>> Start RECORDED DATA

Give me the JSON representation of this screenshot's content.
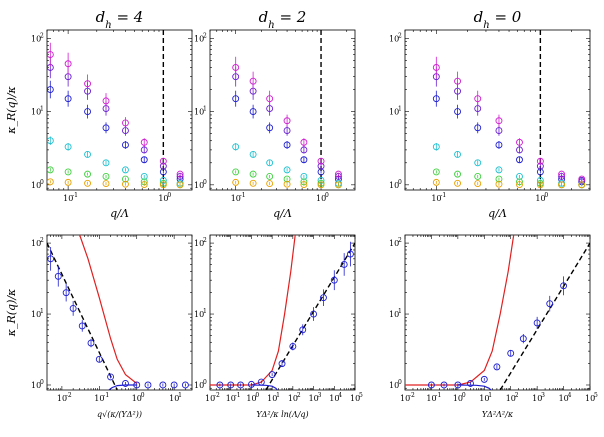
{
  "figure": {
    "y_label": "κ_R(q)/κ",
    "y_ticks": [
      "10^0",
      "10^1",
      "10^2"
    ]
  },
  "chart_data": [
    {
      "type": "scatter",
      "panel": "top-left",
      "title": "d_h = 4",
      "xlabel": "q/Λ",
      "ylabel": "κ_R(q)/κ",
      "xscale": "log",
      "yscale": "log",
      "xlim": [
        0.06,
        2.0
      ],
      "ylim": [
        0.85,
        130
      ],
      "x_ticks": [
        0.1,
        1
      ],
      "x_tick_labels": [
        "10^-1",
        "10^0"
      ],
      "y_ticks": [
        1,
        10,
        100
      ],
      "vline": {
        "x": 1.0,
        "style": "dashed"
      },
      "series": [
        {
          "name": "blue",
          "color": "#1f1fd0",
          "x": [
            0.065,
            0.1,
            0.16,
            0.25,
            0.4,
            0.63,
            1.0,
            1.5
          ],
          "y": [
            20,
            15,
            10,
            6,
            3.5,
            2.2,
            1.5,
            1.2
          ]
        },
        {
          "name": "purple",
          "color": "#6a1fd0",
          "x": [
            0.065,
            0.1,
            0.16,
            0.25,
            0.4,
            0.63,
            1.0,
            1.5
          ],
          "y": [
            40,
            30,
            19,
            11,
            5.5,
            3.0,
            1.8,
            1.3
          ]
        },
        {
          "name": "magenta",
          "color": "#d01fd0",
          "x": [
            0.065,
            0.1,
            0.16,
            0.25,
            0.4,
            0.63,
            1.0,
            1.5
          ],
          "y": [
            60,
            45,
            24,
            14,
            7.0,
            3.8,
            2.1,
            1.4
          ]
        },
        {
          "name": "cyan",
          "color": "#1fc0d0",
          "x": [
            0.065,
            0.1,
            0.16,
            0.25,
            0.4,
            0.63,
            1.0,
            1.5
          ],
          "y": [
            4,
            3.3,
            2.6,
            2.0,
            1.6,
            1.3,
            1.15,
            1.05
          ]
        },
        {
          "name": "green",
          "color": "#40d040",
          "x": [
            0.065,
            0.1,
            0.16,
            0.25,
            0.4,
            0.63,
            1.0,
            1.5
          ],
          "y": [
            1.6,
            1.5,
            1.4,
            1.3,
            1.2,
            1.1,
            1.05,
            1.0
          ]
        },
        {
          "name": "orange",
          "color": "#e8a000",
          "x": [
            0.065,
            0.1,
            0.16,
            0.25,
            0.4,
            0.63,
            1.0,
            1.5
          ],
          "y": [
            1.1,
            1.08,
            1.05,
            1.04,
            1.02,
            1.01,
            1.0,
            1.0
          ]
        }
      ]
    },
    {
      "type": "scatter",
      "panel": "top-middle",
      "title": "d_h = 2",
      "xlabel": "q/Λ",
      "ylabel": "",
      "xscale": "log",
      "yscale": "log",
      "xlim": [
        0.05,
        2.5
      ],
      "ylim": [
        0.85,
        130
      ],
      "x_ticks": [
        0.1,
        1
      ],
      "x_tick_labels": [
        "10^-1",
        "10^0"
      ],
      "y_ticks": [
        1,
        10,
        100
      ],
      "vline": {
        "x": 1.0,
        "style": "dashed"
      },
      "series": [
        {
          "name": "blue",
          "color": "#1f1fd0",
          "x": [
            0.1,
            0.16,
            0.25,
            0.4,
            0.63,
            1.0,
            1.6
          ],
          "y": [
            15,
            10,
            6,
            3.5,
            2.2,
            1.5,
            1.2
          ]
        },
        {
          "name": "purple",
          "color": "#6a1fd0",
          "x": [
            0.1,
            0.16,
            0.25,
            0.4,
            0.63,
            1.0,
            1.6
          ],
          "y": [
            30,
            19,
            11,
            5.5,
            3.0,
            1.8,
            1.3
          ]
        },
        {
          "name": "magenta",
          "color": "#d01fd0",
          "x": [
            0.1,
            0.16,
            0.25,
            0.4,
            0.63,
            1.0,
            1.6
          ],
          "y": [
            40,
            26,
            15,
            7.5,
            3.8,
            2.1,
            1.4
          ]
        },
        {
          "name": "cyan",
          "color": "#1fc0d0",
          "x": [
            0.1,
            0.16,
            0.25,
            0.4,
            0.63,
            1.0,
            1.6
          ],
          "y": [
            3.3,
            2.6,
            2.0,
            1.6,
            1.3,
            1.15,
            1.05
          ]
        },
        {
          "name": "green",
          "color": "#40d040",
          "x": [
            0.1,
            0.16,
            0.25,
            0.4,
            0.63,
            1.0,
            1.6
          ],
          "y": [
            1.5,
            1.4,
            1.3,
            1.2,
            1.1,
            1.05,
            1.0
          ]
        },
        {
          "name": "orange",
          "color": "#e8a000",
          "x": [
            0.1,
            0.16,
            0.25,
            0.4,
            0.63,
            1.0,
            1.6
          ],
          "y": [
            1.08,
            1.05,
            1.04,
            1.02,
            1.01,
            1.0,
            1.0
          ]
        }
      ]
    },
    {
      "type": "scatter",
      "panel": "top-right",
      "title": "d_h = 0",
      "xlabel": "q/Λ",
      "ylabel": "",
      "xscale": "log",
      "yscale": "log",
      "xlim": [
        0.05,
        3.0
      ],
      "ylim": [
        0.85,
        130
      ],
      "x_ticks": [
        0.1,
        1
      ],
      "x_tick_labels": [
        "10^-1",
        "10^0"
      ],
      "y_ticks": [
        1,
        10,
        100
      ],
      "vline": {
        "x": 1.0,
        "style": "dashed"
      },
      "series": [
        {
          "name": "blue",
          "color": "#1f1fd0",
          "x": [
            0.1,
            0.16,
            0.25,
            0.4,
            0.63,
            1.0,
            1.6,
            2.5
          ],
          "y": [
            15,
            10,
            6,
            3.5,
            2.2,
            1.5,
            1.2,
            1.1
          ]
        },
        {
          "name": "purple",
          "color": "#6a1fd0",
          "x": [
            0.1,
            0.16,
            0.25,
            0.4,
            0.63,
            1.0,
            1.6,
            2.5
          ],
          "y": [
            30,
            19,
            11,
            5.5,
            3.0,
            1.8,
            1.3,
            1.15
          ]
        },
        {
          "name": "magenta",
          "color": "#d01fd0",
          "x": [
            0.1,
            0.16,
            0.25,
            0.4,
            0.63,
            1.0,
            1.6,
            2.5
          ],
          "y": [
            40,
            26,
            15,
            7.5,
            3.8,
            2.1,
            1.4,
            1.2
          ]
        },
        {
          "name": "cyan",
          "color": "#1fc0d0",
          "x": [
            0.1,
            0.16,
            0.25,
            0.4,
            0.63,
            1.0,
            1.6,
            2.5
          ],
          "y": [
            3.3,
            2.6,
            2.0,
            1.6,
            1.3,
            1.15,
            1.05,
            1.0
          ]
        },
        {
          "name": "green",
          "color": "#40d040",
          "x": [
            0.1,
            0.16,
            0.25,
            0.4,
            0.63,
            1.0,
            1.6,
            2.5
          ],
          "y": [
            1.5,
            1.4,
            1.3,
            1.2,
            1.1,
            1.05,
            1.0,
            1.0
          ]
        },
        {
          "name": "orange",
          "color": "#e8a000",
          "x": [
            0.1,
            0.16,
            0.25,
            0.4,
            0.63,
            1.0,
            1.6,
            2.5
          ],
          "y": [
            1.08,
            1.05,
            1.04,
            1.02,
            1.01,
            1.0,
            1.0,
            1.0
          ]
        }
      ]
    },
    {
      "type": "scatter",
      "panel": "bottom-left",
      "title": "",
      "xlabel": "q√(κ/(YΔ²))",
      "ylabel": "κ_R(q)/κ",
      "xscale": "log",
      "yscale": "log",
      "xlim": [
        0.004,
        30
      ],
      "ylim": [
        0.85,
        130
      ],
      "x_ticks": [
        0.01,
        0.1,
        1,
        10
      ],
      "x_tick_labels": [
        "10^-2",
        "10^-1",
        "10^0",
        "10^1"
      ],
      "y_ticks": [
        1,
        10,
        100
      ],
      "series": [
        {
          "name": "scaled data",
          "color": "#1f1fd0",
          "x": [
            0.005,
            0.008,
            0.013,
            0.02,
            0.035,
            0.06,
            0.1,
            0.2,
            0.5,
            1,
            2,
            5,
            10,
            20
          ],
          "y": [
            60,
            34,
            20,
            12,
            6.8,
            3.9,
            2.3,
            1.3,
            1.05,
            1.0,
            1.0,
            1.0,
            1.0,
            1.0
          ]
        }
      ],
      "curves": [
        {
          "name": "red curve",
          "color": "#e02020",
          "x": [
            0.03,
            0.05,
            0.1,
            0.2,
            0.3,
            0.5,
            1.0
          ],
          "y": [
            130,
            60,
            17,
            4.5,
            2.3,
            1.4,
            1.05
          ]
        },
        {
          "name": "dashed asymptote",
          "color": "#000000",
          "x": [
            0.004,
            0.3
          ],
          "y": [
            100,
            0.85
          ]
        },
        {
          "name": "blue curve",
          "color": "#1f1fd0",
          "x": [
            0.18,
            0.22,
            0.3,
            0.5,
            1.0
          ],
          "y": [
            0.85,
            0.92,
            0.98,
            1.0,
            1.0
          ]
        }
      ]
    },
    {
      "type": "scatter",
      "panel": "bottom-middle",
      "title": "",
      "xlabel": "YΔ²/κ ln(Λ/q)",
      "ylabel": "",
      "xscale": "log",
      "yscale": "log",
      "xlim": [
        0.01,
        100000
      ],
      "ylim": [
        0.85,
        130
      ],
      "x_ticks": [
        0.01,
        0.1,
        1,
        10,
        100,
        1000,
        10000,
        100000
      ],
      "x_tick_labels": [
        "10^-2",
        "10^-1",
        "10^0",
        "10^1",
        "10^2",
        "10^3",
        "10^4",
        "10^5"
      ],
      "y_ticks": [
        1,
        10,
        100
      ],
      "series": [
        {
          "name": "scaled data",
          "color": "#1f1fd0",
          "x": [
            0.03,
            0.1,
            0.3,
            1,
            3,
            10,
            30,
            100,
            300,
            1000,
            3000,
            10000,
            30000,
            60000
          ],
          "y": [
            1.0,
            1.0,
            1.0,
            1.02,
            1.1,
            1.4,
            2.0,
            3.5,
            6,
            10,
            17,
            30,
            50,
            70
          ]
        }
      ],
      "curves": [
        {
          "name": "red curve",
          "color": "#e02020",
          "x": [
            0.01,
            1,
            3,
            10,
            20,
            40,
            80,
            130
          ],
          "y": [
            1.0,
            1.0,
            1.1,
            1.6,
            3.0,
            10,
            40,
            130
          ]
        },
        {
          "name": "dashed asymptote",
          "color": "#000000",
          "x": [
            5,
            100000
          ],
          "y": [
            0.85,
            100
          ]
        },
        {
          "name": "blue curve",
          "color": "#1f1fd0",
          "x": [
            1,
            5,
            10,
            15,
            18
          ],
          "y": [
            1.0,
            0.99,
            0.96,
            0.9,
            0.85
          ]
        }
      ]
    },
    {
      "type": "scatter",
      "panel": "bottom-right",
      "title": "",
      "xlabel": "YΔ²Λ²/κ",
      "ylabel": "",
      "xscale": "log",
      "yscale": "log",
      "xlim": [
        0.01,
        100000
      ],
      "ylim": [
        0.85,
        130
      ],
      "x_ticks": [
        0.01,
        0.1,
        1,
        10,
        100,
        1000,
        10000,
        100000
      ],
      "x_tick_labels": [
        "10^-2",
        "10^-1",
        "10^0",
        "10^1",
        "10^2",
        "10^3",
        "10^4",
        "10^5"
      ],
      "y_ticks": [
        1,
        10,
        100
      ],
      "series": [
        {
          "name": "scaled data",
          "color": "#1f1fd0",
          "x": [
            0.1,
            0.3,
            1,
            3,
            10,
            30,
            100,
            300,
            1000,
            3000,
            10000
          ],
          "y": [
            1.0,
            1.0,
            1.0,
            1.05,
            1.2,
            1.8,
            2.8,
            4.5,
            7.5,
            14,
            25
          ]
        }
      ],
      "curves": [
        {
          "name": "red curve",
          "color": "#e02020",
          "x": [
            0.01,
            1,
            3,
            10,
            20,
            40,
            80,
            130
          ],
          "y": [
            1.0,
            1.0,
            1.1,
            1.6,
            3.0,
            10,
            40,
            130
          ]
        },
        {
          "name": "dashed asymptote",
          "color": "#000000",
          "x": [
            40,
            100000
          ],
          "y": [
            0.85,
            100
          ]
        },
        {
          "name": "blue curve",
          "color": "#1f1fd0",
          "x": [
            1,
            5,
            10,
            15,
            18
          ],
          "y": [
            1.0,
            0.99,
            0.96,
            0.9,
            0.85
          ]
        }
      ]
    }
  ]
}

>> End RECORDED DATA

→ **TASK TO CARRY OUT**
Your task is to list each line of the records with the word "middle".

→ **RESPONSE FOR THIS EXERCISE**
      "panel": "top-middle",
      "panel": "bottom-middle",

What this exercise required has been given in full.